## Objective:
Every entry needs to be printed exactly, please.

## Input:
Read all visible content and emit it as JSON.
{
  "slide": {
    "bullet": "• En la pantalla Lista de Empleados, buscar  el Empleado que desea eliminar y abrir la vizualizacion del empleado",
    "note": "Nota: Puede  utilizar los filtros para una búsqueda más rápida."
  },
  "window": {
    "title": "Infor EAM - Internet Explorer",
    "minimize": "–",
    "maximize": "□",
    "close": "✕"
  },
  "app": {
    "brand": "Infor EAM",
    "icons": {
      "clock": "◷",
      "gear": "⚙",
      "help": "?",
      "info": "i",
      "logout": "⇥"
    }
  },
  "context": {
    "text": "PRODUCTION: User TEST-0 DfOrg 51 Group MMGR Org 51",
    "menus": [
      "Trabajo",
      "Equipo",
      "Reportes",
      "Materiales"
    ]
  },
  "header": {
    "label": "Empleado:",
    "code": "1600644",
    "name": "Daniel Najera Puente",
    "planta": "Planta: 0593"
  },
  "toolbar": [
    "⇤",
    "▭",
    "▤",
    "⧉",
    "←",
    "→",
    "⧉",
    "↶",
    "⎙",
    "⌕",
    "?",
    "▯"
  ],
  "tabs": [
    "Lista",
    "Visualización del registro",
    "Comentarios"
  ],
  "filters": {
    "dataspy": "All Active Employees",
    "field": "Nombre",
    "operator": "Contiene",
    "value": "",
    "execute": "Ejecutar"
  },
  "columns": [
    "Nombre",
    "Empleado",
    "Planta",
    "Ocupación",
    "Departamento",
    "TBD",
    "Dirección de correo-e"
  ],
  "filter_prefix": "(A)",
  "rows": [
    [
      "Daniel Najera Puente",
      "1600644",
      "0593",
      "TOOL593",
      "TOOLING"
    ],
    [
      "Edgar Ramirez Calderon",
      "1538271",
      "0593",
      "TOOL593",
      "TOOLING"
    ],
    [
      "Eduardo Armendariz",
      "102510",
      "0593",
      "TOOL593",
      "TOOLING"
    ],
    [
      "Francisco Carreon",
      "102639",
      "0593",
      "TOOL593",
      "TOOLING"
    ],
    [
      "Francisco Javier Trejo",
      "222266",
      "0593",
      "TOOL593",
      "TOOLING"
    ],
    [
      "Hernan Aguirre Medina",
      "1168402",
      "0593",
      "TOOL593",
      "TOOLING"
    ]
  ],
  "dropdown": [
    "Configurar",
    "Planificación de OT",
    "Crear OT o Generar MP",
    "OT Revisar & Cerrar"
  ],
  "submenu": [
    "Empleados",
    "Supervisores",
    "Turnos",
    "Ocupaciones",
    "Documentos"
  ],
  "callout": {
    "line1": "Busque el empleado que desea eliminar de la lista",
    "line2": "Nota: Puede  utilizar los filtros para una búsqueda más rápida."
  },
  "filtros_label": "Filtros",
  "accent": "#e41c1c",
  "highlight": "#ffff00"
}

## Full response:
Read all visible content and emit it as JSON.
{
  "slide": {
    "bullet": "• En la pantalla Lista de Empleados, buscar  el Empleado que desea eliminar y abrir la vizualizacion del empleado",
    "note": "Nota: Puede  utilizar los filtros para una búsqueda más rápida."
  },
  "window": {
    "title": "Infor EAM - Internet Explorer",
    "minimize": "–",
    "maximize": "□",
    "close": "✕"
  },
  "app": {
    "brand": "Infor EAM",
    "icons": {
      "clock": "◷",
      "gear": "⚙",
      "help": "?",
      "info": "i",
      "logout": "⇥"
    }
  },
  "context": {
    "text": "PRODUCTION: User TEST-0 DfOrg 51 Group MMGR Org 51",
    "menus": [
      "Trabajo",
      "Equipo",
      "Reportes",
      "Materiales"
    ]
  },
  "header": {
    "label": "Empleado:",
    "code": "1600644",
    "name": "Daniel Najera Puente",
    "planta": "Planta: 0593"
  },
  "toolbar": [
    "⇤",
    "▭",
    "▤",
    "⧉",
    "←",
    "→",
    "⧉",
    "↶",
    "⎙",
    "⌕",
    "?",
    "▯"
  ],
  "tabs": [
    "Lista",
    "Visualización del registro",
    "Comentarios"
  ],
  "filters": {
    "dataspy": "All Active Employees",
    "field": "Nombre",
    "operator": "Contiene",
    "value": "",
    "execute": "Ejecutar"
  },
  "columns": [
    "Nombre",
    "Empleado",
    "Planta",
    "Ocupación",
    "Departamento",
    "TBD",
    "Dirección de correo-e"
  ],
  "filter_prefix": "(A)",
  "rows": [
    [
      "Daniel Najera Puente",
      "1600644",
      "0593",
      "TOOL593",
      "TOOLING"
    ],
    [
      "Edgar Ramirez Calderon",
      "1538271",
      "0593",
      "TOOL593",
      "TOOLING"
    ],
    [
      "Eduardo Armendariz",
      "102510",
      "0593",
      "TOOL593",
      "TOOLING"
    ],
    [
      "Francisco Carreon",
      "102639",
      "0593",
      "TOOL593",
      "TOOLING"
    ],
    [
      "Francisco Javier Trejo",
      "222266",
      "0593",
      "TOOL593",
      "TOOLING"
    ],
    [
      "Hernan Aguirre Medina",
      "1168402",
      "0593",
      "TOOL593",
      "TOOLING"
    ]
  ],
  "dropdown": [
    "Configurar",
    "Planificación de OT",
    "Crear OT o Generar MP",
    "OT Revisar & Cerrar"
  ],
  "submenu": [
    "Empleados",
    "Supervisores",
    "Turnos",
    "Ocupaciones",
    "Documentos"
  ],
  "callout": {
    "line1": "Busque el empleado que desea eliminar de la lista",
    "line2": "Nota: Puede  utilizar los filtros para una búsqueda más rápida."
  },
  "filtros_label": "Filtros",
  "accent": "#e41c1c",
  "highlight": "#ffff00"
}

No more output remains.